Okunacak parça:

Şu dünya ahırında, lâf olsun diye her pisliğe, yeşillik adını verdim.
Kara maymunun boynuna gerdanlık taktım; en aşağılık kişiye, en yüce dedim.
Her şeytana, her lânetlenmişe, Âdem’in vasıflarını, Allah halîfesinin sıfatlarını verdim.
Kuzgunu, yeşilliğin bülbülü diye çağırdım; tikene selvi dedim, yâsemin dedim.
Şeytana, Cebrail adını taktım; kengere, apaçık delil dedim durdum.
Yazıklar olsun ki lânetin, kötülüğün ta kendisine, tamahımdan, ne kadar âferinler dedim.

Yapılacak görev a:
Aşağıdaki listede "index-entry: التخصيص والنسخ: ٤٤/٤" geçen satırdan başlayıp "Give bounding boxes" geçen satıra kadar giden satırları, iki uçtaki satırlar da dahil olmak üzere, hiç değiştirmeden yeniden yaz.
Bu şiir parçasıyla aşağıdaki liste arasında hiçbir bağ yoktur.

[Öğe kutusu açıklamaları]
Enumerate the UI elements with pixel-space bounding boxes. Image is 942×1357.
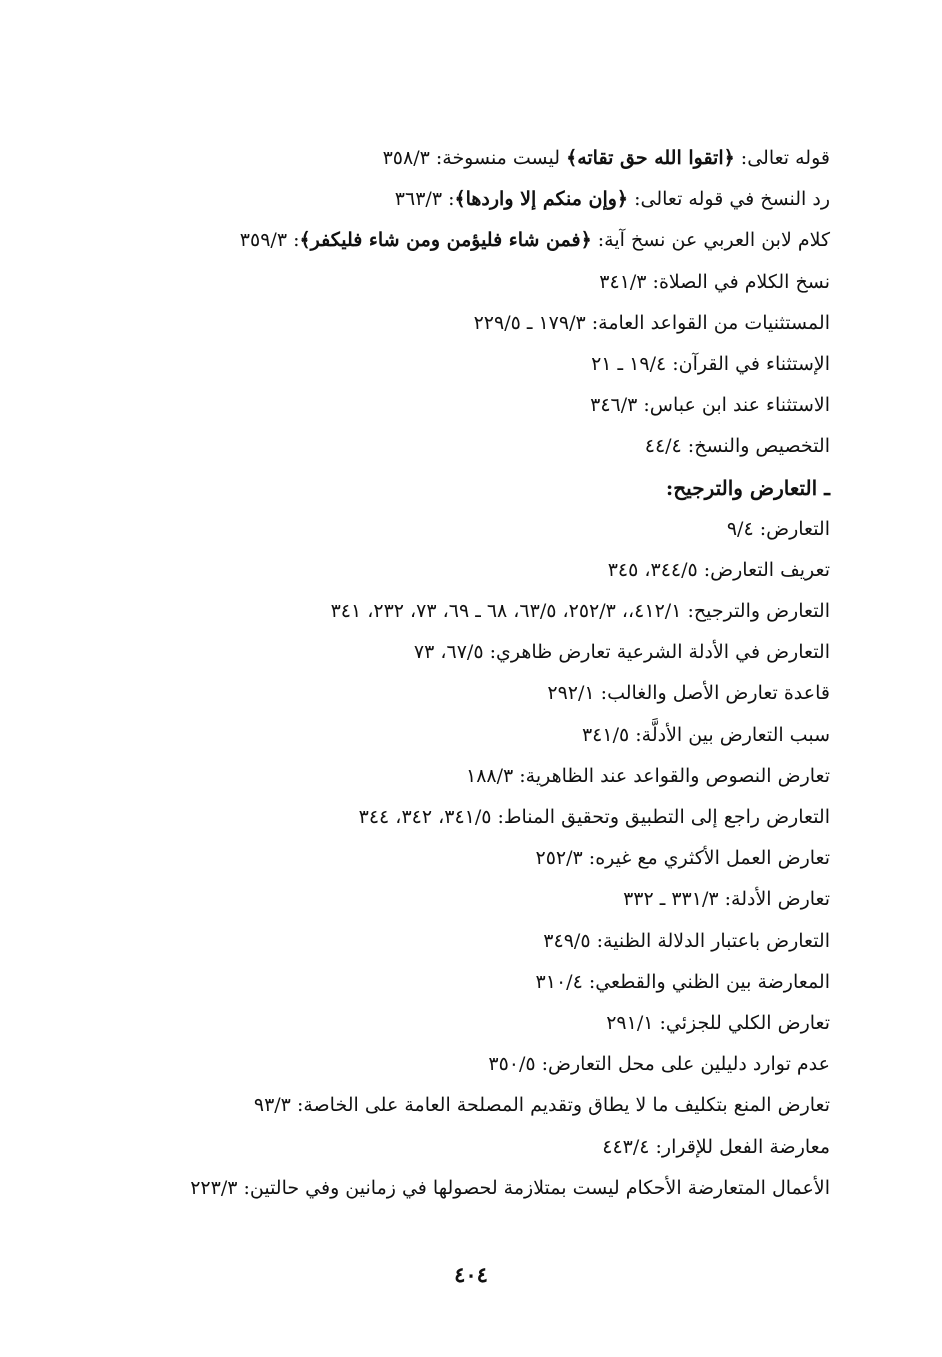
index-entry: التخصيص والنسخ: ٤٤/٤ — [644, 435, 830, 458]
index-entry: تعارض المنع بتكليف ما لا يطاق وتقديم المصلحة العامة على الخاصة: ٩٣/٣ — [253, 1094, 830, 1117]
index-entry: نسخ الكلام في الصلاة: ٣٤١/٣ — [599, 270, 830, 293]
index-entry: التعارض: ٩/٤ — [726, 517, 830, 540]
index-entry: تعارض الكلي للجزئي: ٢٩١/١ — [606, 1011, 830, 1034]
index-entry: تعريف التعارض: ٣٤٤/٥، ٣٤٥ — [607, 558, 830, 581]
page-number: ٤٠٤ — [454, 1262, 488, 1287]
index-entry: التعارض باعتبار الدلالة الظنية: ٣٤٩/٥ — [543, 929, 830, 952]
index-entry: الاستثناء عند ابن عباس: ٣٤٦/٣ — [590, 394, 830, 417]
index-entry: الأعمال المتعارضة الأحكام ليست بمتلازمة لحصولها في زمانين وفي حالتين: ٢٢٣/٣ — [190, 1176, 830, 1199]
index-entry: رد النسخ في قوله تعالى: ﴿وإن منكم إلا واردها﴾: ٣٦٣/٣ — [394, 188, 830, 211]
section-heading: ـ التعارض والترجيح: — [665, 475, 830, 500]
index-list — [130, 138, 830, 1209]
index-entry: كلام لابن العربي عن نسخ آية: ﴿فمن شاء فليؤمن ومن شاء فليكفر﴾: ٣٥٩/٣ — [239, 229, 830, 252]
index-entry: التعارض والترجيح: ٤١٢/١،، ٢٥٢/٣، ٦٣/٥، ٦٨ ـ ٦٩، ٧٣، ٢٣٢، ٣٤١ — [330, 600, 830, 623]
index-entry: تعارض العمل الأكثري مع غيره: ٢٥٢/٣ — [535, 847, 830, 870]
index-entry: سبب التعارض بين الأدلَّة: ٣٤١/٥ — [581, 723, 830, 746]
index-entry: الإستثناء في القرآن: ١٩/٤ ـ ٢١ — [591, 352, 830, 375]
index-entry: تعارض النصوص والقواعد عند الظاهرية: ١٨٨/٣ — [465, 764, 830, 787]
index-entry: قاعدة تعارض الأصل والغالب: ٢٩٢/١ — [547, 682, 830, 705]
index-entry: المستثنيات من القواعد العامة: ١٧٩/٣ ـ ٢٢٩/٥ — [473, 311, 830, 334]
index-entry: التعارض راجع إلى التطبيق وتحقيق المناط: ٣٤١/٥، ٣٤٢، ٣٤٤ — [358, 806, 830, 828]
index-entry: التعارض في الأدلة الشرعية تعارض ظاهري: ٦٧/٥، ٧٣ — [413, 641, 830, 664]
index-entry: المعارضة بين الظني والقطعي: ٣١٠/٤ — [535, 970, 830, 993]
index-entry: قوله تعالى: ﴿اتقوا الله حق تقاته﴾ ليست منسوخة: ٣٥٨/٣ — [382, 147, 830, 169]
index-entry: عدم توارد دليلين على محل التعارض: ٣٥٠/٥ — [488, 1053, 830, 1076]
index-entry: تعارض الأدلة: ٣٣١/٣ ـ ٣٣٢ — [623, 888, 830, 911]
index-entry: معارضة الفعل للإقرار: ٤٤٣/٤ — [602, 1135, 830, 1158]
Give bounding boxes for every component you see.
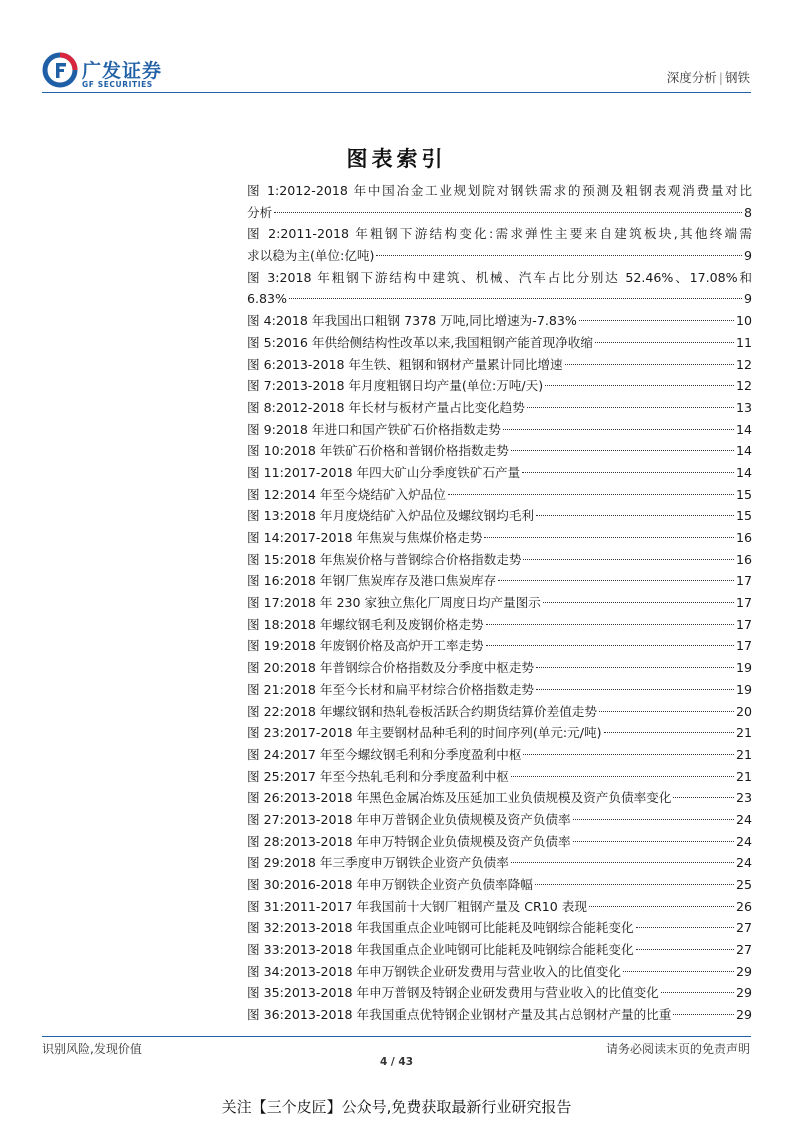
toc-page-number: 15 [735, 508, 752, 524]
promo-banner: 关注【三个皮匠】公众号,免费获取最新行业研究报告 [221, 1098, 572, 1116]
toc-entry-text: 图 2:2011-2018 年粗钢下游结构变化:需求弹性主要来自建筑板块,其他终端需 [247, 226, 752, 242]
toc-entry[interactable] [247, 505, 752, 527]
toc-entry-row [247, 288, 752, 310]
toc-entry-row [247, 310, 752, 332]
toc-entry[interactable] [247, 180, 752, 223]
toc-leader-dots [274, 212, 742, 213]
toc-page-number: 9 [743, 291, 752, 307]
toc-page-number: 29 [735, 963, 752, 979]
toc-leader-dots [511, 776, 734, 777]
toc-entry[interactable] [247, 419, 752, 441]
toc-page-number: 19 [735, 660, 752, 676]
toc-entry-text: 图 30:2016-2018 年申万钢铁企业资产负债率降幅 [247, 877, 533, 892]
toc-leader-dots [503, 429, 734, 430]
toc-entry[interactable] [247, 397, 752, 419]
toc-page-number: 8 [743, 204, 752, 220]
toc-entry[interactable] [247, 701, 752, 723]
gf-logo-icon [42, 52, 78, 88]
toc-page-number: 17 [735, 573, 752, 589]
toc-leader-dots [448, 494, 734, 495]
toc-leader-dots [523, 754, 734, 755]
toc-entry-row [247, 657, 752, 679]
toc-entry-row [247, 852, 752, 874]
toc-entry[interactable] [247, 657, 752, 679]
toc-entry-text: 6.83% [247, 291, 288, 307]
toc-entry-text: 图 18:2018 年螺纹钢毛利及废钢价格走势 [247, 616, 484, 632]
footer-disclaimer-note: 请务必阅读末页的免责声明 [605, 1042, 750, 1056]
toc-entry-text: 图 20:2018 年普钢综合价格指数及分季度中枢走势 [247, 660, 535, 676]
toc-leader-dots [511, 862, 734, 863]
toc-leader-dots [376, 255, 742, 256]
toc-page-number: 20 [735, 703, 752, 719]
page-number: 4 / 43 [379, 1056, 414, 1068]
toc-entry-row [247, 722, 752, 744]
toc-entry[interactable] [247, 1004, 752, 1026]
toc-entry-text: 分析 [247, 204, 273, 220]
toc-page-number: 19 [735, 681, 752, 697]
toc-entry[interactable] [247, 874, 752, 896]
toc-page-number: 16 [735, 551, 752, 567]
toc-page-number: 17 [735, 616, 752, 632]
toc-page-number: 14 [735, 443, 752, 459]
toc-leader-dots [289, 298, 742, 299]
toc-page-number: 26 [735, 898, 752, 914]
brand-logo [42, 52, 172, 92]
toc-entry[interactable] [247, 831, 752, 853]
toc-leader-dots [565, 364, 734, 365]
toc-page-number: 9 [743, 248, 752, 264]
toc-entry[interactable] [247, 484, 752, 506]
toc-entry-text: 图 32:2013-2018 年我国重点企业吨钢可比能耗及吨钢综合能耗变化 [247, 920, 634, 936]
toc-page-number: 14 [735, 464, 752, 480]
toc-leader-dots [523, 559, 734, 560]
toc-entry[interactable] [247, 332, 752, 354]
header-separator: | [718, 70, 723, 85]
toc-entry-row [247, 917, 752, 939]
toc-page-number: 15 [735, 486, 752, 502]
toc-entry-text: 图 27:2013-2018 年申万普钢企业负债规模及资产负债率 [247, 811, 571, 827]
toc-entry-text: 图 8:2012-2018 年长材与板材产量占比变化趋势 [247, 399, 525, 415]
toc-entry-text: 图 12:2014 年至今烧结矿入炉品位 [247, 486, 446, 502]
toc-entry-row [247, 592, 752, 614]
toc-entry[interactable] [247, 267, 752, 310]
toc-entry[interactable] [247, 592, 752, 614]
toc-entry-text: 图 29:2018 年三季度申万钢铁企业资产负债率 [247, 855, 509, 871]
logo-chinese-name: 广发证券 [82, 60, 163, 82]
toc-entry-text: 图 1:2012-2018 年中国冶金工业规划院对钢铁需求的预测及粗钢表观消费量对比 [247, 183, 752, 198]
footer-slogan: 识别风险,发现价值 [42, 1042, 142, 1056]
toc-entry[interactable] [247, 939, 752, 961]
toc-entry[interactable] [247, 635, 752, 657]
toc-entry-row [247, 484, 752, 506]
toc-entry[interactable] [247, 787, 752, 809]
toc-entry-text: 图 24:2017 年至今螺纹钢毛利和分季度盈利中枢 [247, 746, 522, 762]
toc-leader-dots [579, 320, 734, 321]
toc-leader-dots [661, 992, 734, 993]
toc-entry-row [247, 744, 752, 766]
toc-page-number: 25 [735, 877, 752, 892]
toc-entry-row [247, 874, 752, 896]
toc-entry-row [247, 787, 752, 809]
toc-leader-dots [522, 472, 734, 473]
toc-leader-dots [511, 450, 734, 451]
toc-entry-row [247, 397, 752, 419]
toc-entry[interactable] [247, 679, 752, 701]
toc-entry-row [247, 635, 752, 657]
toc-entry-text: 图 28:2013-2018 年申万特钢企业负债规模及资产负债率 [247, 833, 571, 849]
toc-page-number: 16 [735, 530, 752, 545]
toc-entry-row [247, 896, 752, 918]
toc-leader-dots [573, 841, 734, 842]
toc-entry[interactable] [247, 223, 752, 266]
toc-entry-text: 图 4:2018 年我国出口粗钢 7378 万吨,同比增速为-7.83% [247, 313, 577, 329]
toc-entry-row [247, 570, 752, 592]
toc-page-number: 17 [735, 595, 752, 611]
toc-entry-row [247, 440, 752, 462]
toc-page-number: 29 [735, 1007, 752, 1023]
toc-leader-dots [486, 645, 734, 646]
toc-page-number: 27 [735, 942, 752, 958]
toc-entry[interactable] [247, 961, 752, 983]
toc-page-number: 13 [735, 399, 752, 415]
toc-entry[interactable] [247, 310, 752, 332]
toc-entry-row [247, 614, 752, 636]
toc-entry-row [247, 375, 752, 397]
toc-page-number: 24 [735, 855, 752, 871]
toc-entry[interactable] [247, 896, 752, 918]
toc-entry[interactable] [247, 982, 752, 1004]
toc-entry-text: 图 7:2013-2018 年月度粗钢日均产量(单位:万吨/天) [247, 378, 544, 394]
toc-entry-row [247, 701, 752, 723]
toc-entry-row [247, 245, 752, 267]
toc-leader-dots [545, 385, 734, 386]
toc-entry-text: 图 16:2018 年钢厂焦炭库存及港口焦炭库存 [247, 573, 497, 589]
toc-entry-text: 图 15:2018 年焦炭价格与普钢综合价格指数走势 [247, 551, 522, 567]
report-category [667, 68, 750, 86]
toc-entry-row [247, 462, 752, 484]
toc-leader-dots [536, 667, 734, 668]
toc-page-number: 11 [735, 334, 752, 350]
toc-page-number: 10 [735, 313, 752, 329]
toc-leader-dots [527, 407, 734, 408]
toc-entry-row [247, 679, 752, 701]
toc-leader-dots [573, 819, 734, 820]
toc-entry[interactable] [247, 614, 752, 636]
toc-leader-dots [599, 711, 734, 712]
toc-leader-dots [536, 515, 734, 516]
toc-page-number: 21 [735, 768, 752, 784]
toc-entry[interactable] [247, 375, 752, 397]
toc-leader-dots [636, 927, 734, 928]
logo-english-name: GF SECURITIES [82, 80, 153, 89]
toc-page-number: 14 [735, 421, 752, 437]
report-type: 深度分析 [666, 70, 717, 85]
toc-page-number: 23 [735, 790, 752, 806]
toc-entry[interactable] [247, 722, 752, 744]
toc-entry-row [247, 1004, 752, 1026]
toc-entry[interactable] [247, 549, 752, 571]
figure-index [247, 180, 752, 1026]
toc-entry-text: 图 6:2013-2018 年生铁、粗钢和钢材产量累计同比增速 [247, 356, 563, 372]
toc-entry-text: 图 3:2018 年粗钢下游结构中建筑、机械、汽车占比分别达 52.46%、17.08%和 [247, 269, 752, 285]
toc-entry[interactable] [247, 570, 752, 592]
toc-entry[interactable] [247, 917, 752, 939]
toc-page-number: 12 [735, 378, 752, 394]
toc-entry-row [247, 202, 752, 224]
toc-leader-dots [543, 602, 734, 603]
toc-leader-dots [623, 971, 734, 972]
toc-leader-dots [484, 537, 734, 538]
toc-entry-text: 图 14:2017-2018 年焦炭与焦煤价格走势 [247, 530, 483, 545]
toc-leader-dots [595, 342, 734, 343]
toc-entry-text: 图 34:2013-2018 年申万钢铁企业研发费用与营业收入的比值变化 [247, 963, 621, 979]
toc-entry-text: 图 17:2018 年 230 家独立焦化厂周度日均产量图示 [247, 595, 541, 611]
toc-entry-row [247, 939, 752, 961]
toc-entry-text: 图 22:2018 年螺纹钢和热轧卷板活跃合约期货结算价差值走势 [247, 703, 597, 719]
report-sector: 钢铁 [724, 70, 750, 85]
toc-entry-text: 图 11:2017-2018 年四大矿山分季度铁矿石产量 [247, 464, 521, 480]
toc-entry-row [247, 982, 752, 1004]
toc-entry-text: 图 9:2018 年进口和国产铁矿石价格指数走势 [247, 421, 501, 437]
toc-leader-dots [498, 580, 734, 581]
toc-entry-text: 图 10:2018 年铁矿石价格和普钢价格指数走势 [247, 443, 509, 459]
page-title: 图表索引 [346, 147, 447, 171]
toc-entry-text: 图 19:2018 年废钢价格及高炉开工率走势 [247, 638, 484, 654]
toc-entry-text: 图 21:2018 年至今长材和扁平材综合价格指数走势 [247, 681, 535, 697]
toc-entry-text: 图 25:2017 年至今热轧毛利和分季度盈利中枢 [247, 768, 509, 784]
toc-entry-row [247, 831, 752, 853]
toc-leader-dots [486, 624, 734, 625]
toc-page-number: 24 [735, 833, 752, 849]
toc-entry-row [247, 766, 752, 788]
toc-entry-row [247, 527, 752, 549]
toc-entry[interactable] [247, 462, 752, 484]
toc-entry-text: 图 13:2018 年月度烧结矿入炉品位及螺纹钢均毛利 [247, 508, 535, 524]
toc-entry-text: 图 35:2013-2018 年申万普钢及特钢企业研发费用与营业收入的比值变化 [247, 985, 659, 1001]
toc-entry-row [247, 549, 752, 571]
header-divider [42, 92, 751, 93]
toc-entry[interactable] [247, 354, 752, 376]
toc-entry-text: 图 31:2011-2017 年我国前十大钢厂粗钢产量及 CR10 表现 [247, 898, 587, 914]
toc-page-number: 27 [735, 920, 752, 936]
toc-page-number: 21 [735, 746, 752, 762]
toc-leader-dots [673, 1014, 734, 1015]
toc-entry-text: 图 36:2013-2018 年我国重点优特钢企业钢材产量及其占总钢材产量的比重 [247, 1007, 672, 1023]
toc-entry-text: 图 23:2017-2018 年主要钢材品种毛利的时间序列(单元:元/吨) [247, 725, 602, 741]
toc-entry-row [247, 419, 752, 441]
toc-entry[interactable] [247, 809, 752, 831]
toc-entry[interactable] [247, 440, 752, 462]
toc-leader-dots [636, 949, 734, 950]
toc-entry-text: 图 26:2013-2018 年黑色金属冶炼及压延加工业负债规模及资产负债率变化 [247, 790, 672, 806]
toc-entry-text: 图 33:2013-2018 年我国重点企业吨钢可比能耗及吨钢综合能耗变化 [247, 942, 634, 958]
toc-page-number: 12 [735, 356, 752, 372]
toc-leader-dots [673, 797, 734, 798]
toc-leader-dots [589, 906, 734, 907]
toc-entry-row [247, 961, 752, 983]
toc-page-number: 17 [735, 638, 752, 654]
toc-entry-row [247, 505, 752, 527]
toc-page-number: 21 [735, 725, 752, 741]
toc-entry-text: 求以稳为主(单位:亿吨) [247, 248, 375, 264]
toc-entry[interactable] [247, 852, 752, 874]
toc-leader-dots [536, 689, 734, 690]
toc-entry-text: 图 5:2016 年供给侧结构性改革以来,我国粗钢产能首现净收缩 [247, 334, 593, 350]
toc-entry-row [247, 354, 752, 376]
toc-page-number: 24 [735, 811, 752, 827]
toc-entry[interactable] [247, 527, 752, 549]
toc-entry-row [247, 809, 752, 831]
toc-leader-dots [604, 732, 734, 733]
toc-leader-dots [535, 884, 734, 885]
toc-entry[interactable] [247, 766, 752, 788]
toc-entry-row [247, 332, 752, 354]
toc-entry[interactable] [247, 744, 752, 766]
footer-divider [42, 1036, 751, 1037]
toc-page-number: 29 [735, 985, 752, 1001]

Yapılacak görev b:
Şiir parçasında kuzguna hangi ad verilmiş?

Son cevap a:
index-entry: التخصيص والنسخ: ٤٤/٤ — [644, 435, 830, 458]
index-entry: تعارض المنع بتكليف ما لا يطاق وتقديم المصلحة العامة على الخاصة: ٩٣/٣ — [253, 1094, 830, 1117]
index-entry: نسخ الكلام في الصلاة: ٣٤١/٣ — [599, 270, 830, 293]
index-entry: التعارض: ٩/٤ — [726, 517, 830, 540]
index-entry: تعارض الكلي للجزئي: ٢٩١/١ — [606, 1011, 830, 1034]
index-entry: تعريف التعارض: ٣٤٤/٥، ٣٤٥ — [607, 558, 830, 581]
page-number: ٤٠٤ — [454, 1262, 488, 1287]
index-entry: التعارض باعتبار الدلالة الظنية: ٣٤٩/٥ — [543, 929, 830, 952]
index-entry: الاستثناء عند ابن عباس: ٣٤٦/٣ — [590, 394, 830, 417]
index-entry: الأعمال المتعارضة الأحكام ليست بمتلازمة لحصولها في زمانين وفي حالتين: ٢٢٣/٣ — [190, 1176, 830, 1199]
index-entry: رد النسخ في قوله تعالى: ﴿وإن منكم إلا واردها﴾: ٣٦٣/٣ — [394, 188, 830, 211]
section-heading: ـ التعارض والترجيح: — [665, 475, 830, 500]
index-list — [130, 138, 830, 1209]
index-entry: كلام لابن العربي عن نسخ آية: ﴿فمن شاء فليؤمن ومن شاء فليكفر﴾: ٣٥٩/٣ — [239, 229, 830, 252]
index-entry: التعارض والترجيح: ٤١٢/١،، ٢٥٢/٣، ٦٣/٥، ٦٨ ـ ٦٩، ٧٣، ٢٣٢، ٣٤١ — [330, 600, 830, 623]
index-entry: تعارض العمل الأكثري مع غيره: ٢٥٢/٣ — [535, 847, 830, 870]
index-entry: سبب التعارض بين الأدلَّة: ٣٤١/٥ — [581, 723, 830, 746]
index-entry: الإستثناء في القرآن: ١٩/٤ ـ ٢١ — [591, 352, 830, 375]
index-entry: تعارض النصوص والقواعد عند الظاهرية: ١٨٨/٣ — [465, 764, 830, 787]
index-entry: قاعدة تعارض الأصل والغالب: ٢٩٢/١ — [547, 682, 830, 705]
index-entry: المستثنيات من القواعد العامة: ١٧٩/٣ ـ ٢٢٩/٥ — [473, 311, 830, 334]
index-entry: التعارض راجع إلى التطبيق وتحقيق المناط: ٣٤١/٥، ٣٤٢، ٣٤٤ — [358, 806, 830, 828]
index-entry: التعارض في الأدلة الشرعية تعارض ظاهري: ٦٧/٥، ٧٣ — [413, 641, 830, 664]
index-entry: المعارضة بين الظني والقطعي: ٣١٠/٤ — [535, 970, 830, 993]
index-entry: قوله تعالى: ﴿اتقوا الله حق تقاته﴾ ليست منسوخة: ٣٥٨/٣ — [382, 147, 830, 169]
index-entry: عدم توارد دليلين على محل التعارض: ٣٥٠/٥ — [488, 1053, 830, 1076]
index-entry: تعارض الأدلة: ٣٣١/٣ ـ ٣٣٢ — [623, 888, 830, 911]
index-entry: معارضة الفعل للإقرار: ٤٤٣/٤ — [602, 1135, 830, 1158]
Give bounding boxes for every component you see.

Son cevap b:
Yeşilliğin bülbülü.